## [Saved entries]
+--
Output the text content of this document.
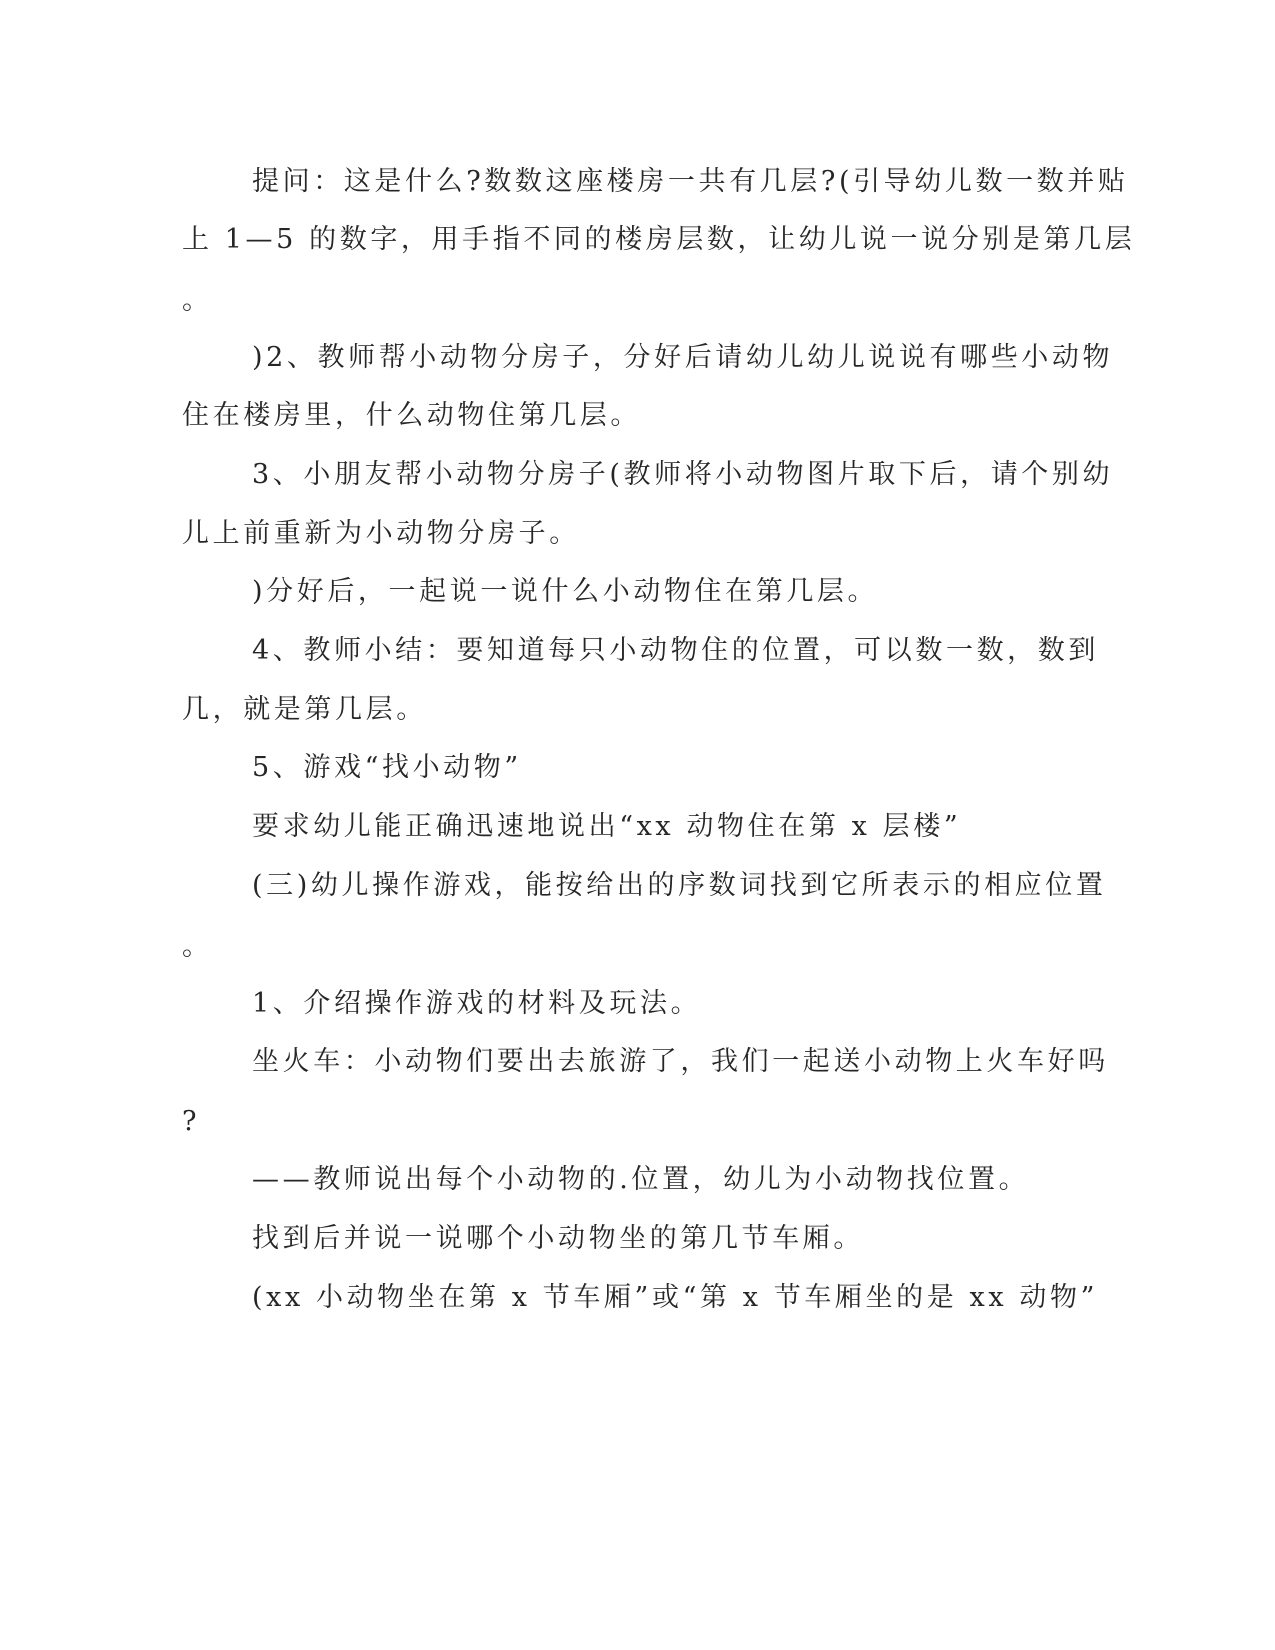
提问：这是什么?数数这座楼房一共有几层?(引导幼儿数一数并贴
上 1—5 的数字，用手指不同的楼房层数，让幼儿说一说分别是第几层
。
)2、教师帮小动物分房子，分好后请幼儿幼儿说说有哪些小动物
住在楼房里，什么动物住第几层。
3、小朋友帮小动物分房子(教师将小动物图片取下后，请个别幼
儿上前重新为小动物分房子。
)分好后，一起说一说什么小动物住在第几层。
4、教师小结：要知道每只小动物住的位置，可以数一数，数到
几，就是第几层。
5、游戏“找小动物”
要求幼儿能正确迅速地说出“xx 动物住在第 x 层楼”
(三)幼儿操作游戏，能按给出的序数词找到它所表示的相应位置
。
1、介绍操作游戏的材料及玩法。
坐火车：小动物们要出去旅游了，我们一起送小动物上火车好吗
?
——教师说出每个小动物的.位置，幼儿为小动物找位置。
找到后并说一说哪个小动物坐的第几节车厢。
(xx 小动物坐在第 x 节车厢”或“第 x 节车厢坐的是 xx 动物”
+--
## [To do]
Omit every image. Quote each record exactly.

## [Exercise output]
Output the text content of this document.
提问：这是什么?数数这座楼房一共有几层?(引导幼儿数一数并贴
上 1—5 的数字，用手指不同的楼房层数，让幼儿说一说分别是第几层
。
)2、教师帮小动物分房子，分好后请幼儿幼儿说说有哪些小动物
住在楼房里，什么动物住第几层。
3、小朋友帮小动物分房子(教师将小动物图片取下后，请个别幼
儿上前重新为小动物分房子。
)分好后，一起说一说什么小动物住在第几层。
4、教师小结：要知道每只小动物住的位置，可以数一数，数到
几，就是第几层。
5、游戏“找小动物”
要求幼儿能正确迅速地说出“xx 动物住在第 x 层楼”
(三)幼儿操作游戏，能按给出的序数词找到它所表示的相应位置
。
1、介绍操作游戏的材料及玩法。
坐火车：小动物们要出去旅游了，我们一起送小动物上火车好吗
?
——教师说出每个小动物的.位置，幼儿为小动物找位置。
找到后并说一说哪个小动物坐的第几节车厢。
(xx 小动物坐在第 x 节车厢”或“第 x 节车厢坐的是 xx 动物”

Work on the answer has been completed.